Return every line of the data below that includes the string "image".

Records from a collection of figures
==========

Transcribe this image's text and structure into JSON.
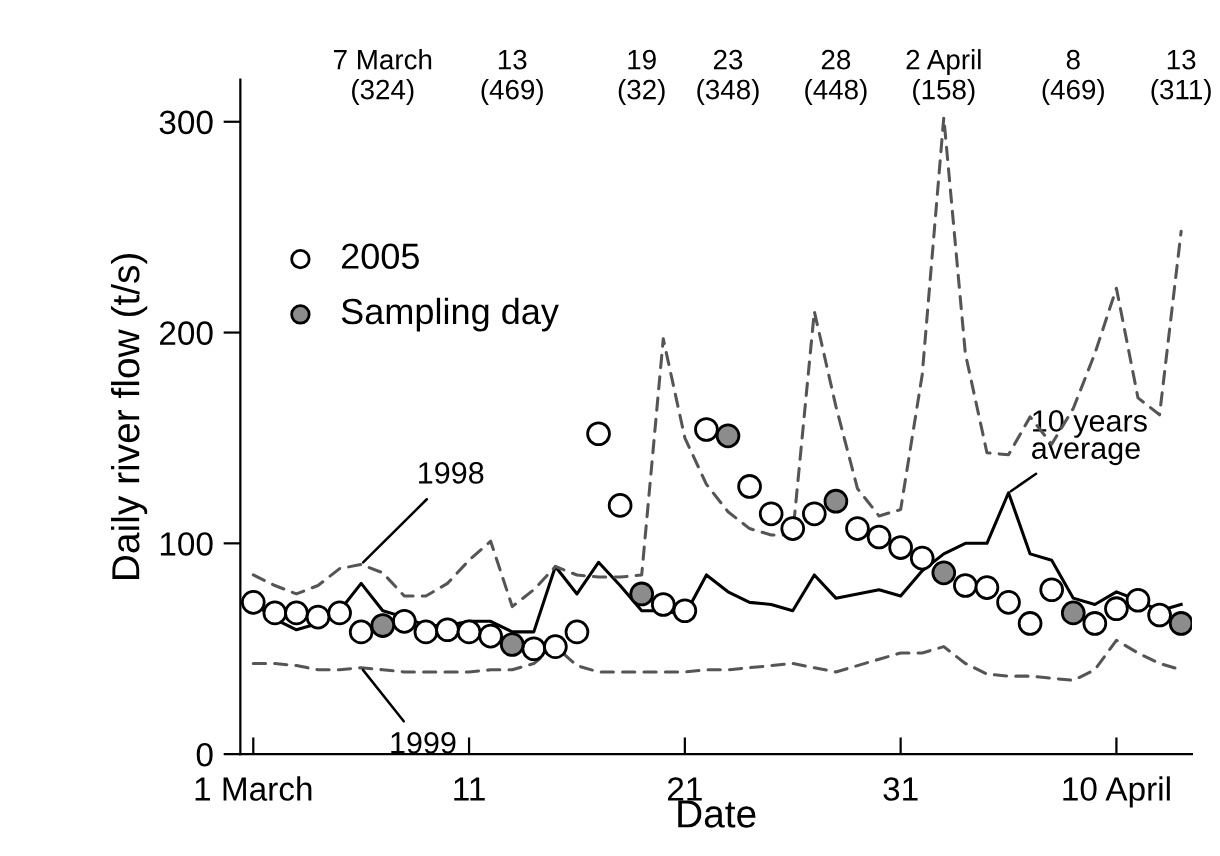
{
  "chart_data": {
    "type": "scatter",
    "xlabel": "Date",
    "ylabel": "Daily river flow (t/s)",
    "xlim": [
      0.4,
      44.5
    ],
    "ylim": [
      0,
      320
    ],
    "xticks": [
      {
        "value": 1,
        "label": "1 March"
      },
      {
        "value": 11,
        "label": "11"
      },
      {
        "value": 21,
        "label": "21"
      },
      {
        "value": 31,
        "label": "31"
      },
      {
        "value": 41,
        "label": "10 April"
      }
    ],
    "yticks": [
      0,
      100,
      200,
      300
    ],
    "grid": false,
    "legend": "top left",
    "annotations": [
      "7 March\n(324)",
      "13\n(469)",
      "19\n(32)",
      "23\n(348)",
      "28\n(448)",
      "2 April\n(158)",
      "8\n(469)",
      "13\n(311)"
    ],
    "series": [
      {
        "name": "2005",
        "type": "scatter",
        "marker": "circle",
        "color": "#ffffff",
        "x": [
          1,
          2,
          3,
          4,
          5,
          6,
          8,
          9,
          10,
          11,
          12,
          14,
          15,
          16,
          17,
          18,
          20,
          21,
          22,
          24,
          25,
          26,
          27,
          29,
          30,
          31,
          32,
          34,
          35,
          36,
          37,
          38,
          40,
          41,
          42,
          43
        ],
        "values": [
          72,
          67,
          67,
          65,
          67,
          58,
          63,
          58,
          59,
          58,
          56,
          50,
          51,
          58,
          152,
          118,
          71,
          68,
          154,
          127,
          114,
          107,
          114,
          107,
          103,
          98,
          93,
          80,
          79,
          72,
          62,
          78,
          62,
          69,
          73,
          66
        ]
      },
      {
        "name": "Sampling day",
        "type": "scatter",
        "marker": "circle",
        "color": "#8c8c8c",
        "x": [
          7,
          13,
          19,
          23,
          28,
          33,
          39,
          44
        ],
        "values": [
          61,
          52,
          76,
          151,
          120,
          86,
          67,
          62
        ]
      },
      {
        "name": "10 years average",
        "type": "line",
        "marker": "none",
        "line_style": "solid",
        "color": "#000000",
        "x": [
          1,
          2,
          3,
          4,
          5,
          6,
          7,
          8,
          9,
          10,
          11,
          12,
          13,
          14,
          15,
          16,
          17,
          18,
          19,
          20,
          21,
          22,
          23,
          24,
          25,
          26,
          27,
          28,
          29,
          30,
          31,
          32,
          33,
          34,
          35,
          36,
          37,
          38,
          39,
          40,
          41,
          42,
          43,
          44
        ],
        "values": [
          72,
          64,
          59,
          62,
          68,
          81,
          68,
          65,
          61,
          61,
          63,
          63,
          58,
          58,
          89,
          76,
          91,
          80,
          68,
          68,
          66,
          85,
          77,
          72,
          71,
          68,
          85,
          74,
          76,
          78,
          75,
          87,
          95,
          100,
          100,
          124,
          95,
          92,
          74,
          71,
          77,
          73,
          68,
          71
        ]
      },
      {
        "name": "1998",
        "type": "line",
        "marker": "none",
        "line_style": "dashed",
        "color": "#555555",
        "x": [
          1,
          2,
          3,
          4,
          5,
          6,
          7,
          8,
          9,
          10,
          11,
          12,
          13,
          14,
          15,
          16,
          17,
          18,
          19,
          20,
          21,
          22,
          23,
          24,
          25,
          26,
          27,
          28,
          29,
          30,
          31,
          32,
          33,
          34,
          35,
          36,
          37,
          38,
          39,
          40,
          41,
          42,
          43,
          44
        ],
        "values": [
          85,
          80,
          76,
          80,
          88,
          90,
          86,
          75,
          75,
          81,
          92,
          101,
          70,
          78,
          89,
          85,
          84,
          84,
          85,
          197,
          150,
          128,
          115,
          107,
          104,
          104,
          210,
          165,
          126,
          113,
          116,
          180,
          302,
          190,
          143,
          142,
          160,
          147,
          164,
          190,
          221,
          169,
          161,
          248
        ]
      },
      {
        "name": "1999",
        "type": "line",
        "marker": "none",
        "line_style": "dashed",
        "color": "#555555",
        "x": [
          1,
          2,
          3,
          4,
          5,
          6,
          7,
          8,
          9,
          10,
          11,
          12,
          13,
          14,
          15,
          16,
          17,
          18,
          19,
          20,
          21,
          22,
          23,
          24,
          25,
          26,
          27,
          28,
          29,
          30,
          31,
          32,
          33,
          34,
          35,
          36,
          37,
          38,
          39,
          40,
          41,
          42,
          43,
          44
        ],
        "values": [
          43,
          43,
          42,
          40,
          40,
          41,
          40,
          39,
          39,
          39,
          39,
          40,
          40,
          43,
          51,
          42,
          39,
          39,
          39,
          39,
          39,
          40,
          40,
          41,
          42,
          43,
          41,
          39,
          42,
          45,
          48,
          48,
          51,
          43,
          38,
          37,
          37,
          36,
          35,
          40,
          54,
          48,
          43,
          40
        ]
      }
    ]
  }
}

==========

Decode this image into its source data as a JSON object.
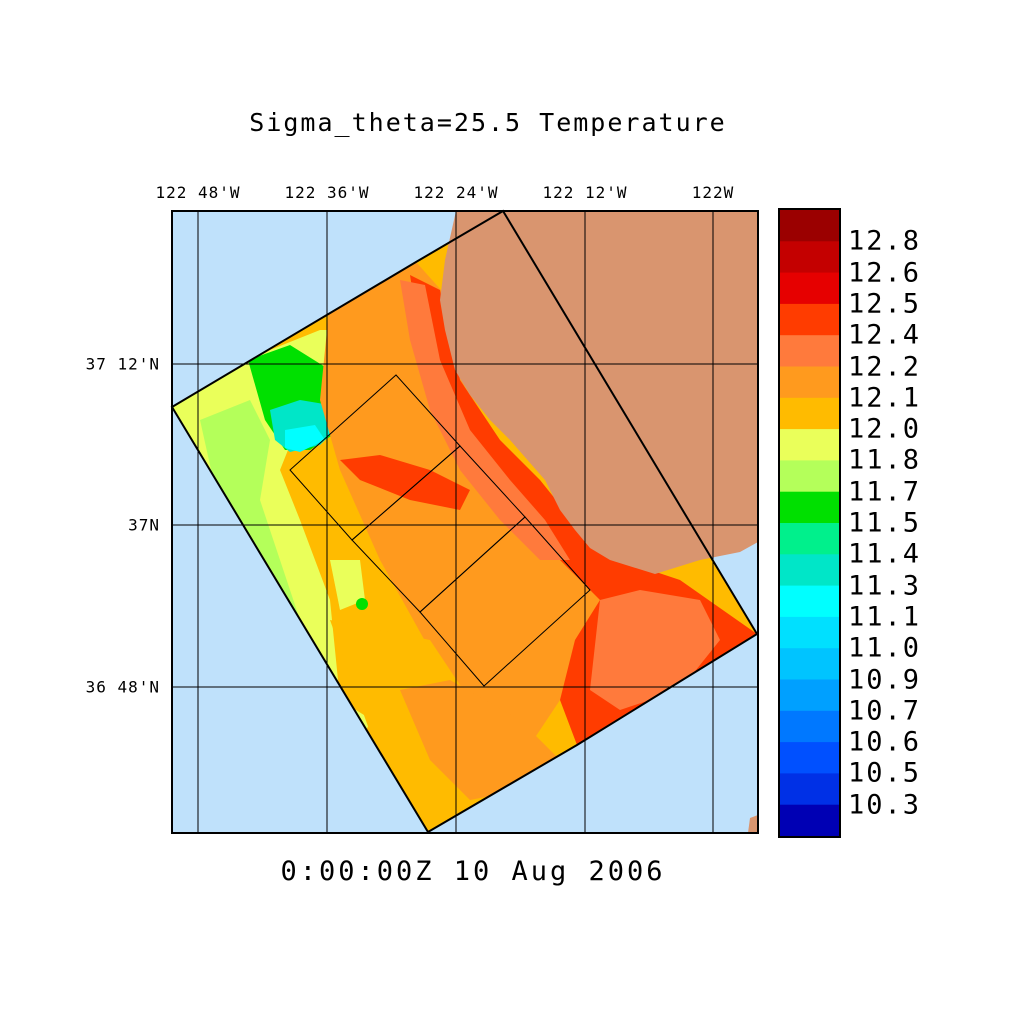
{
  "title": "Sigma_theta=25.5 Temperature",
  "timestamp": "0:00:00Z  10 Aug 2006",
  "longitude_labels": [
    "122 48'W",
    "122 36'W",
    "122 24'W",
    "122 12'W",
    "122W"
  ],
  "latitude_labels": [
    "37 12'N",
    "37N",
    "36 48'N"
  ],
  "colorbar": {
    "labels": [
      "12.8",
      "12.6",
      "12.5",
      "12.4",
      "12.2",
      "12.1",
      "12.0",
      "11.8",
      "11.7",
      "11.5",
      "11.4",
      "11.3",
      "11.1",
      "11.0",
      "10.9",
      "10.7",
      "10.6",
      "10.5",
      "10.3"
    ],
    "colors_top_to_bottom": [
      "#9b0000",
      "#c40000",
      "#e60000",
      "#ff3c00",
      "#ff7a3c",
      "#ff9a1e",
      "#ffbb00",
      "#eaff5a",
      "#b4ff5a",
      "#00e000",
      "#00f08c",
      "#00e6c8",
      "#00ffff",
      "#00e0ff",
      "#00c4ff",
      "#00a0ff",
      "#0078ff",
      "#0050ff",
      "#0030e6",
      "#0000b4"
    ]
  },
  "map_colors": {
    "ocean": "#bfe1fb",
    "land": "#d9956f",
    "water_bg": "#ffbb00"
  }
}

==========

Correct output:
Transcribe this image's text and structure into JSON.
Decode this image into its source data as a JSON object.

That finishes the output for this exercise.